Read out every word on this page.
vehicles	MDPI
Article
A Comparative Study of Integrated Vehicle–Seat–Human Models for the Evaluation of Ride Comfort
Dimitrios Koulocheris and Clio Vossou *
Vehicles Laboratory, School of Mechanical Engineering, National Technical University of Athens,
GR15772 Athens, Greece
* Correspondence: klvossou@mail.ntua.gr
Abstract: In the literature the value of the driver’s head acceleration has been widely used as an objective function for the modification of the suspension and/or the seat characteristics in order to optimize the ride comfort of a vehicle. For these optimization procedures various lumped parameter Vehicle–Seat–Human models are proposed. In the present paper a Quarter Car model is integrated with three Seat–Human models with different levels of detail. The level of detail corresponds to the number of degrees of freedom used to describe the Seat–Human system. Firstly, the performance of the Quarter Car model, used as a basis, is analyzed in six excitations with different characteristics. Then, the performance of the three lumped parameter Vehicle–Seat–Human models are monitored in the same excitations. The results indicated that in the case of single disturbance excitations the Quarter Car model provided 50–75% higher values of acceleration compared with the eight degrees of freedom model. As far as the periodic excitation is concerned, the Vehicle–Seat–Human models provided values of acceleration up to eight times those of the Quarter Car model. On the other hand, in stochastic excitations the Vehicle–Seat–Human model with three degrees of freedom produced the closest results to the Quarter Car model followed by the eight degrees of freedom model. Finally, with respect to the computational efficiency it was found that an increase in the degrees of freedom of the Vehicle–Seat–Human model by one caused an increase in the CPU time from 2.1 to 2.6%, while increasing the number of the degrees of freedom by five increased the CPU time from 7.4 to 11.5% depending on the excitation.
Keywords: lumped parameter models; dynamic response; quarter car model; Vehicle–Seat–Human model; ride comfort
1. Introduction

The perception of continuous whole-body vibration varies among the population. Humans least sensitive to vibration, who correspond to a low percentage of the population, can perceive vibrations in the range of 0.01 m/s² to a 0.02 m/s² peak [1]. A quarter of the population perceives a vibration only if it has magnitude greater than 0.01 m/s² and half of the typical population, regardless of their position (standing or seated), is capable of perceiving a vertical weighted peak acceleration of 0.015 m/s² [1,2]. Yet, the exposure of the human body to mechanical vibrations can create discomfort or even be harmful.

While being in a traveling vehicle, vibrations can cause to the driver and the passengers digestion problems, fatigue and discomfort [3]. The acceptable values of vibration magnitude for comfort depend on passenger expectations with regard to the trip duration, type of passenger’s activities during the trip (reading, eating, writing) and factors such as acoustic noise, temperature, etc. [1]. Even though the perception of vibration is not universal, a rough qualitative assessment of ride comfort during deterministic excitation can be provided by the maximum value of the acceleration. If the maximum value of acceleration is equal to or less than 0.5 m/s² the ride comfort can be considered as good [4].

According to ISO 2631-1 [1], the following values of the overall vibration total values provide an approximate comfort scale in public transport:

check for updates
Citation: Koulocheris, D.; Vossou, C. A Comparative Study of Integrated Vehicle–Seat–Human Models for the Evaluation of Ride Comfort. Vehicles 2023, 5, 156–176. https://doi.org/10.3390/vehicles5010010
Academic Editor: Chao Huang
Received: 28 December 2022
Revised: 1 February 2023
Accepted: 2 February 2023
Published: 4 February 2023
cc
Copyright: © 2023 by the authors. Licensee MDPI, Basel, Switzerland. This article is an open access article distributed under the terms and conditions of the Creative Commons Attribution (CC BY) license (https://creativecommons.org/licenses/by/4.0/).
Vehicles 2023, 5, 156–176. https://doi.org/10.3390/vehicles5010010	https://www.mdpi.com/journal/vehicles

_ _ _ _ _ _ _

■ WHAT THE EXERCISE ASKS
Give an exact copy of all the data shown above.

■ COMPLETED EXERCISE
Read out every word on this page.
vehicles	MDPI
Article
A Comparative Study of Integrated Vehicle–Seat–Human Models for the Evaluation of Ride Comfort
Dimitrios Koulocheris and Clio Vossou *
Vehicles Laboratory, School of Mechanical Engineering, National Technical University of Athens,
GR15772 Athens, Greece
* Correspondence: klvossou@mail.ntua.gr
Abstract: In the literature the value of the driver’s head acceleration has been widely used as an objective function for the modification of the suspension and/or the seat characteristics in order to optimize the ride comfort of a vehicle. For these optimization procedures various lumped parameter Vehicle–Seat–Human models are proposed. In the present paper a Quarter Car model is integrated with three Seat–Human models with different levels of detail. The level of detail corresponds to the number of degrees of freedom used to describe the Seat–Human system. Firstly, the performance of the Quarter Car model, used as a basis, is analyzed in six excitations with different characteristics. Then, the performance of the three lumped parameter Vehicle–Seat–Human models are monitored in the same excitations. The results indicated that in the case of single disturbance excitations the Quarter Car model provided 50–75% higher values of acceleration compared with the eight degrees of freedom model. As far as the periodic excitation is concerned, the Vehicle–Seat–Human models provided values of acceleration up to eight times those of the Quarter Car model. On the other hand, in stochastic excitations the Vehicle–Seat–Human model with three degrees of freedom produced the closest results to the Quarter Car model followed by the eight degrees of freedom model. Finally, with respect to the computational efficiency it was found that an increase in the degrees of freedom of the Vehicle–Seat–Human model by one caused an increase in the CPU time from 2.1 to 2.6%, while increasing the number of the degrees of freedom by five increased the CPU time from 7.4 to 11.5% depending on the excitation.
Keywords: lumped parameter models; dynamic response; quarter car model; Vehicle–Seat–Human model; ride comfort
1. Introduction

The perception of continuous whole-body vibration varies among the population. Humans least sensitive to vibration, who correspond to a low percentage of the population, can perceive vibrations in the range of 0.01 m/s² to a 0.02 m/s² peak [1]. A quarter of the population perceives a vibration only if it has magnitude greater than 0.01 m/s² and half of the typical population, regardless of their position (standing or seated), is capable of perceiving a vertical weighted peak acceleration of 0.015 m/s² [1,2]. Yet, the exposure of the human body to mechanical vibrations can create discomfort or even be harmful.

While being in a traveling vehicle, vibrations can cause to the driver and the passengers digestion problems, fatigue and discomfort [3]. The acceptable values of vibration magnitude for comfort depend on passenger expectations with regard to the trip duration, type of passenger’s activities during the trip (reading, eating, writing) and factors such as acoustic noise, temperature, etc. [1]. Even though the perception of vibration is not universal, a rough qualitative assessment of ride comfort during deterministic excitation can be provided by the maximum value of the acceleration. If the maximum value of acceleration is equal to or less than 0.5 m/s² the ride comfort can be considered as good [4].

According to ISO 2631-1 [1], the following values of the overall vibration total values provide an approximate comfort scale in public transport:

check for updates
Citation: Koulocheris, D.; Vossou, C. A Comparative Study of Integrated Vehicle–Seat–Human Models for the Evaluation of Ride Comfort. Vehicles 2023, 5, 156–176. https://doi.org/10.3390/vehicles5010010
Academic Editor: Chao Huang
Received: 28 December 2022
Revised: 1 February 2023
Accepted: 2 February 2023
Published: 4 February 2023
cc
Copyright: © 2023 by the authors. Licensee MDPI, Basel, Switzerland. This article is an open access article distributed under the terms and conditions of the Creative Commons Attribution (CC BY) license (https://creativecommons.org/licenses/by/4.0/).
Vehicles 2023, 5, 156–176. https://doi.org/10.3390/vehicles5010010	https://www.mdpi.com/journal/vehicles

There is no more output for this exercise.